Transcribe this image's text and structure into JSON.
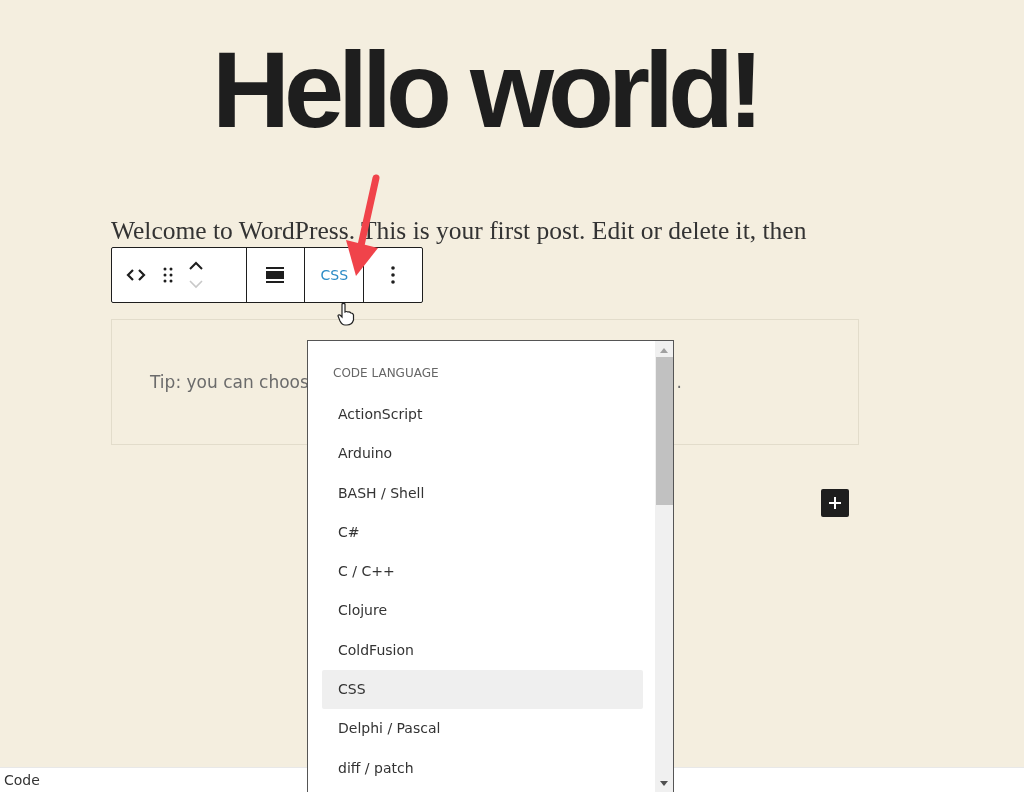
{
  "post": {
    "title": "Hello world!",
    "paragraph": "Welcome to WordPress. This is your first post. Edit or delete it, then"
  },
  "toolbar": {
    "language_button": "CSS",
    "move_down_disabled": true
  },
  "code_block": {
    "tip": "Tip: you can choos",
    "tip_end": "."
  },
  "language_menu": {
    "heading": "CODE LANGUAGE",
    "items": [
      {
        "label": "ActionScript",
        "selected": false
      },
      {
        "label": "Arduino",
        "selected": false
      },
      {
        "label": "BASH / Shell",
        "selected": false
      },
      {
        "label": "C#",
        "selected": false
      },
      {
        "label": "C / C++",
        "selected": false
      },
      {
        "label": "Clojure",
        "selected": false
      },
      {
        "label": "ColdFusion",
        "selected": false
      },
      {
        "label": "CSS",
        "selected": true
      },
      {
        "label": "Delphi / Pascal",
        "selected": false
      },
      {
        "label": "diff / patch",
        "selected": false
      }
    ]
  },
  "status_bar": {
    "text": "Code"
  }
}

^^^^^^^^^^^^^^^^

-- BRIEF --
Every line that holds the string "label" should be returned.

-- SOLUTION FOR THIS PROBLEM --
        "label": "ActionScript",
        "label": "Arduino",
        "label": "BASH / Shell",
        "label": "C#",
        "label": "C / C++",
        "label": "Clojure",
        "label": "ColdFusion",
        "label": "CSS",
        "label": "Delphi / Pascal",
        "label": "diff / patch",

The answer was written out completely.